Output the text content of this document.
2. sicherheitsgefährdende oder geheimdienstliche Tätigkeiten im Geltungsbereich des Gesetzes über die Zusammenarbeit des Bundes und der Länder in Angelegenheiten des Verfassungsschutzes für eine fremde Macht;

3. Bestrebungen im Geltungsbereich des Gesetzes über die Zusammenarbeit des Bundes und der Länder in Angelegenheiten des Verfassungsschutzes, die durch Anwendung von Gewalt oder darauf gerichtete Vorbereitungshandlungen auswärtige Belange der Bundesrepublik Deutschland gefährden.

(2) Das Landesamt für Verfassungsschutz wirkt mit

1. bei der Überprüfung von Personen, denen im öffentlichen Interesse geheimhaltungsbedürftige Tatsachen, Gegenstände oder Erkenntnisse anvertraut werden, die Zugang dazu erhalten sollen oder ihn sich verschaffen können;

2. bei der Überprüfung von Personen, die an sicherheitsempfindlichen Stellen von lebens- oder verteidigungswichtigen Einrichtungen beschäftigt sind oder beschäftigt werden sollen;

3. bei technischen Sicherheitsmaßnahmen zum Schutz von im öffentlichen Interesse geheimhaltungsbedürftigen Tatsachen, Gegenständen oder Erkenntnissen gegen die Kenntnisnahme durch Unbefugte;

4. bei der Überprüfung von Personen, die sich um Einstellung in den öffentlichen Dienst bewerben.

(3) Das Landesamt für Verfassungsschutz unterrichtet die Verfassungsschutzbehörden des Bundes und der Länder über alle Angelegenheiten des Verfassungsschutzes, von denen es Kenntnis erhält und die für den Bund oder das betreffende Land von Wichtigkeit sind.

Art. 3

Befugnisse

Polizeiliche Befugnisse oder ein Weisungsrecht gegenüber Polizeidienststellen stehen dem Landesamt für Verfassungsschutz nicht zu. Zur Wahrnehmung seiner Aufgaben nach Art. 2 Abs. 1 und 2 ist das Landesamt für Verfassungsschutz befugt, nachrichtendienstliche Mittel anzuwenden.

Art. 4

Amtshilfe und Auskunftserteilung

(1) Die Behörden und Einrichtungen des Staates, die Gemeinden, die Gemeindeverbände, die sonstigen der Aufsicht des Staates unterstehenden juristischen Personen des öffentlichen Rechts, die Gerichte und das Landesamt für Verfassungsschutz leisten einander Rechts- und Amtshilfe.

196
* * *
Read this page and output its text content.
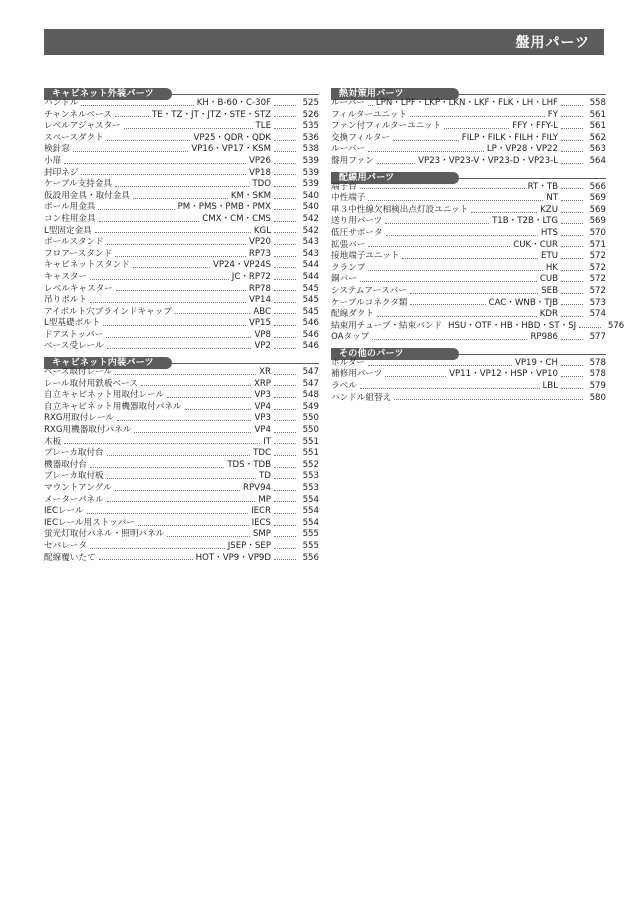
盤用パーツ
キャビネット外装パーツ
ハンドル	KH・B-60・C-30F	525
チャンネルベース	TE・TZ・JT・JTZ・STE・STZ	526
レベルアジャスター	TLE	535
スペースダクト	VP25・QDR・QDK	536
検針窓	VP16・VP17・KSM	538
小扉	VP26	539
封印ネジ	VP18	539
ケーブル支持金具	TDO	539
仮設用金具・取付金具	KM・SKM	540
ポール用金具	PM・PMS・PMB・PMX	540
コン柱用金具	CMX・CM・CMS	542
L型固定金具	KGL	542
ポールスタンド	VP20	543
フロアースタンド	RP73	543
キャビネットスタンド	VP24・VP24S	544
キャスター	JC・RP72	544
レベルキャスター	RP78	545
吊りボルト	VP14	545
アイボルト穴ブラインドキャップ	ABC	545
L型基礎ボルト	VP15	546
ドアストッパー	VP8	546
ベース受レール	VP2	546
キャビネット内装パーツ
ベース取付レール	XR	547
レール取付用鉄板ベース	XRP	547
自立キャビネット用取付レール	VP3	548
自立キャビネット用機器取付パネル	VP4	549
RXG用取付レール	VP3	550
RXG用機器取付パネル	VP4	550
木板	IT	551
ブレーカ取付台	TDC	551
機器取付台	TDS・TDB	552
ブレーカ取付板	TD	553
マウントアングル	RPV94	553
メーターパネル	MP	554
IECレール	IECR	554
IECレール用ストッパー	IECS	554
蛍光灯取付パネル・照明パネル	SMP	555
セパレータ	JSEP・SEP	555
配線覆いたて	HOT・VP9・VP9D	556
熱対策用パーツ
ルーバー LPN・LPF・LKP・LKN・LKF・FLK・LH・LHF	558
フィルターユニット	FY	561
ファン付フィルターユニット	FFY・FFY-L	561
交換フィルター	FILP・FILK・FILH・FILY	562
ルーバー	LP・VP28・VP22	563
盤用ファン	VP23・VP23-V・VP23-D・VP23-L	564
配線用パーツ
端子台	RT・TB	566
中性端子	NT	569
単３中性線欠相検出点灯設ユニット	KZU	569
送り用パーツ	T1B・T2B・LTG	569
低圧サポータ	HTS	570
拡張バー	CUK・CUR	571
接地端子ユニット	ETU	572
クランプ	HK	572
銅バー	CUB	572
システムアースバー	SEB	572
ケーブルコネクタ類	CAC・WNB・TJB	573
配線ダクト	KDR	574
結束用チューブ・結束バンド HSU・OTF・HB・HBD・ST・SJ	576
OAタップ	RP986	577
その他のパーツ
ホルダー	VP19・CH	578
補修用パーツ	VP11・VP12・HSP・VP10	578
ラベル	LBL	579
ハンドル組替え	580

§ **Exercise objective**:
Give only the count of lines in the data that include the string "Amtshilfe".

§ **Output below**:
2